WORK TO DO:
Reproduce verbatim the lines from the one containing "bar-2023-impl bbox=[387, 291, 405, 342]" through the one containing "bar-2016-impl bbox=[107, 320, 125, 342]", including both of those lines.

-- START OF DATASET RECORDS --

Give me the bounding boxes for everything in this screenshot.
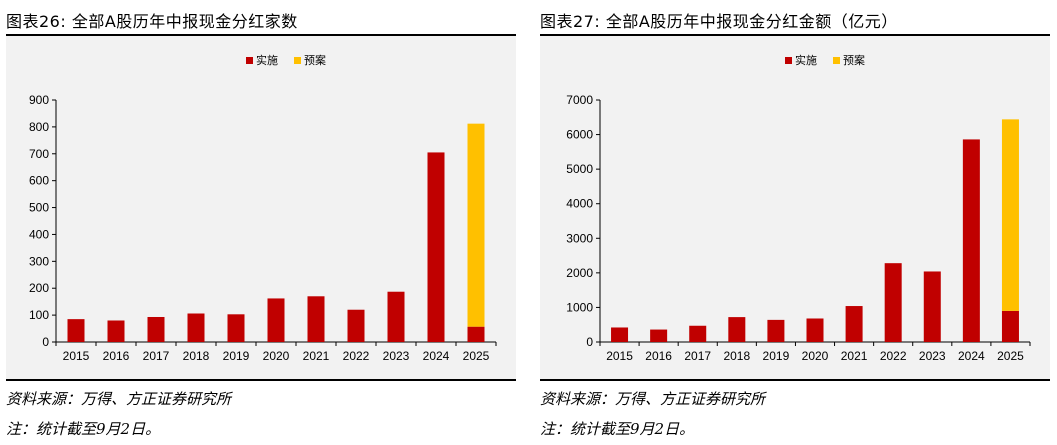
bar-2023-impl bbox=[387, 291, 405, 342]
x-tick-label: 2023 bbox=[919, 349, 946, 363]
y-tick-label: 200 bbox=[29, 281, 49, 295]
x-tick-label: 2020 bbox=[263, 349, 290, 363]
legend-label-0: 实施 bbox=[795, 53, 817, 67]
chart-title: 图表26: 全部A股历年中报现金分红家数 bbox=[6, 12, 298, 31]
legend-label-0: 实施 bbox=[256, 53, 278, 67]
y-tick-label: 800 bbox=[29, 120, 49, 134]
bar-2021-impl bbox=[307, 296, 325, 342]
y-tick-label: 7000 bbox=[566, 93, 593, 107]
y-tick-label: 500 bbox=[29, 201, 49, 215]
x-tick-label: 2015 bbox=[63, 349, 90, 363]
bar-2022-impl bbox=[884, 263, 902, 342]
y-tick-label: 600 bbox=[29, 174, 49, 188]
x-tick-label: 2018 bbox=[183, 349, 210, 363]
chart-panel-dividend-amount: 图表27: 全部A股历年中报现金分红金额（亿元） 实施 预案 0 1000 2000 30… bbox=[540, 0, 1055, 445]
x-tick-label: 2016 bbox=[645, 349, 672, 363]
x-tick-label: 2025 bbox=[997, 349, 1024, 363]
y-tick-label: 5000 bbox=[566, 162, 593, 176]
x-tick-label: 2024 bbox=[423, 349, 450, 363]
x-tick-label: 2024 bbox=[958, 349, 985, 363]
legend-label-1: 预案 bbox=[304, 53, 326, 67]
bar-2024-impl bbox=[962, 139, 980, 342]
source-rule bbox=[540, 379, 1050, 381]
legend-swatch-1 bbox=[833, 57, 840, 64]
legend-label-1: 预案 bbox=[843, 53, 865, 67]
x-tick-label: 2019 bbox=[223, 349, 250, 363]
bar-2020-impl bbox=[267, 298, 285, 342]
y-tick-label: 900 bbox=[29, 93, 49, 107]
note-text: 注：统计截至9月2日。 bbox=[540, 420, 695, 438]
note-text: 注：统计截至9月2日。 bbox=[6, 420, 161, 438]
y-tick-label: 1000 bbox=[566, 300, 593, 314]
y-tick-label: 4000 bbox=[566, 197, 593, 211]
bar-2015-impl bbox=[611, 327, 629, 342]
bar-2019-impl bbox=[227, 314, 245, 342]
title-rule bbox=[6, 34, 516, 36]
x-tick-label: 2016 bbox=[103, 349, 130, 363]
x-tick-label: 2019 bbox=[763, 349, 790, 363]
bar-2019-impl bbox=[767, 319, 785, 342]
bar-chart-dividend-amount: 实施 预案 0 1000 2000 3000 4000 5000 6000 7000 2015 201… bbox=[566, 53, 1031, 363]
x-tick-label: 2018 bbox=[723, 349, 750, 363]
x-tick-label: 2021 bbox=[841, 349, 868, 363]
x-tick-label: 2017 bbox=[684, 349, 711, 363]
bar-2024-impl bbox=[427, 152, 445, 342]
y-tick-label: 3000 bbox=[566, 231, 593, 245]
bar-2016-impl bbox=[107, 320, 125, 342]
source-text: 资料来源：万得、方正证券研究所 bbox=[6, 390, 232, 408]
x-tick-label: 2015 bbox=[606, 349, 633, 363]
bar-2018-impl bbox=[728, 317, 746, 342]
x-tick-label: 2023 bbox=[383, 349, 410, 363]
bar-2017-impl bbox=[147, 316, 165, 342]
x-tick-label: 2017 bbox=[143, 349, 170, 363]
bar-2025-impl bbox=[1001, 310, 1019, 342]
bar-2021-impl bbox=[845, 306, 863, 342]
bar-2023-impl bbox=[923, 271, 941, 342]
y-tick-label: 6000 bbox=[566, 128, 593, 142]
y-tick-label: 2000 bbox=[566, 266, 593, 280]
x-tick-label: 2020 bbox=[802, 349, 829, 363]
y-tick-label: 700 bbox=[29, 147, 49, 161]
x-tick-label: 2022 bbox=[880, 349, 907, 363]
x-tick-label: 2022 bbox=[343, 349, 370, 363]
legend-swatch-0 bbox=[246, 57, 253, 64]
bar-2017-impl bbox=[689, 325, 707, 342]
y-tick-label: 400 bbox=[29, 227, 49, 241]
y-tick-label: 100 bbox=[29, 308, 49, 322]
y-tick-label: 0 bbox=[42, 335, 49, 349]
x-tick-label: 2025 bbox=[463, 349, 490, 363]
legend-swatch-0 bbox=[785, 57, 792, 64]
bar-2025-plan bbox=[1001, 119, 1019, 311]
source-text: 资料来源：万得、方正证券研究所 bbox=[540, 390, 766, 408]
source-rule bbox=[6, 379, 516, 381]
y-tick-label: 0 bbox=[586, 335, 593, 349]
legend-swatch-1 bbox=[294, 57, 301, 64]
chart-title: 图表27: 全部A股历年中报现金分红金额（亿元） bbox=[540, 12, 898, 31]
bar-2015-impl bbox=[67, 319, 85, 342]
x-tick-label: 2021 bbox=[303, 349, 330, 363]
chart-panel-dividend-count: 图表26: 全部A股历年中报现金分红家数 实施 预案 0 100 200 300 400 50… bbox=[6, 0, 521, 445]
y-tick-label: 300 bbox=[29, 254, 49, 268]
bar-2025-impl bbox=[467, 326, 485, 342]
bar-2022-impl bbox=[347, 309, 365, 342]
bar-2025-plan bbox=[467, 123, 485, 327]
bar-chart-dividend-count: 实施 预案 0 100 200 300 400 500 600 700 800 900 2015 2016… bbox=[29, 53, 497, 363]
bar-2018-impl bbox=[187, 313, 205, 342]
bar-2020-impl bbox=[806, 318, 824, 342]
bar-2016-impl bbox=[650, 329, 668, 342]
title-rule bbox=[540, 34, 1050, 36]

-- END OF DATASET RECORDS --

REPLY TO THE TASK:
bar-2023-impl bbox=[387, 291, 405, 342]
x-tick-label: 2023 bbox=[919, 349, 946, 363]
y-tick-label: 200 bbox=[29, 281, 49, 295]
x-tick-label: 2020 bbox=[263, 349, 290, 363]
legend-label-0: 实施 bbox=[795, 53, 817, 67]
chart-title: 图表26: 全部A股历年中报现金分红家数 bbox=[6, 12, 298, 31]
legend-label-0: 实施 bbox=[256, 53, 278, 67]
y-tick-label: 800 bbox=[29, 120, 49, 134]
bar-2021-impl bbox=[307, 296, 325, 342]
y-tick-label: 7000 bbox=[566, 93, 593, 107]
y-tick-label: 500 bbox=[29, 201, 49, 215]
x-tick-label: 2015 bbox=[63, 349, 90, 363]
bar-2022-impl bbox=[884, 263, 902, 342]
y-tick-label: 600 bbox=[29, 174, 49, 188]
x-tick-label: 2018 bbox=[183, 349, 210, 363]
chart-panel-dividend-amount: 图表27: 全部A股历年中报现金分红金额（亿元） 实施 预案 0 1000 2000 30… bbox=[540, 0, 1055, 445]
x-tick-label: 2016 bbox=[645, 349, 672, 363]
x-tick-label: 2025 bbox=[997, 349, 1024, 363]
y-tick-label: 5000 bbox=[566, 162, 593, 176]
x-tick-label: 2024 bbox=[423, 349, 450, 363]
x-tick-label: 2024 bbox=[958, 349, 985, 363]
legend-label-1: 预案 bbox=[304, 53, 326, 67]
bar-2024-impl bbox=[962, 139, 980, 342]
source-rule bbox=[540, 379, 1050, 381]
legend-swatch-1 bbox=[833, 57, 840, 64]
legend-label-1: 预案 bbox=[843, 53, 865, 67]
x-tick-label: 2019 bbox=[223, 349, 250, 363]
bar-2020-impl bbox=[267, 298, 285, 342]
y-tick-label: 900 bbox=[29, 93, 49, 107]
note-text: 注：统计截至9月2日。 bbox=[540, 420, 695, 438]
note-text: 注：统计截至9月2日。 bbox=[6, 420, 161, 438]
y-tick-label: 1000 bbox=[566, 300, 593, 314]
y-tick-label: 4000 bbox=[566, 197, 593, 211]
bar-2015-impl bbox=[611, 327, 629, 342]
bar-2019-impl bbox=[227, 314, 245, 342]
title-rule bbox=[6, 34, 516, 36]
x-tick-label: 2016 bbox=[103, 349, 130, 363]
x-tick-label: 2019 bbox=[763, 349, 790, 363]
bar-2019-impl bbox=[767, 319, 785, 342]
bar-chart-dividend-amount: 实施 预案 0 1000 2000 3000 4000 5000 6000 7000 2015 201… bbox=[566, 53, 1031, 363]
x-tick-label: 2018 bbox=[723, 349, 750, 363]
x-tick-label: 2021 bbox=[841, 349, 868, 363]
x-tick-label: 2017 bbox=[684, 349, 711, 363]
bar-2024-impl bbox=[427, 152, 445, 342]
y-tick-label: 3000 bbox=[566, 231, 593, 245]
bar-2016-impl bbox=[107, 320, 125, 342]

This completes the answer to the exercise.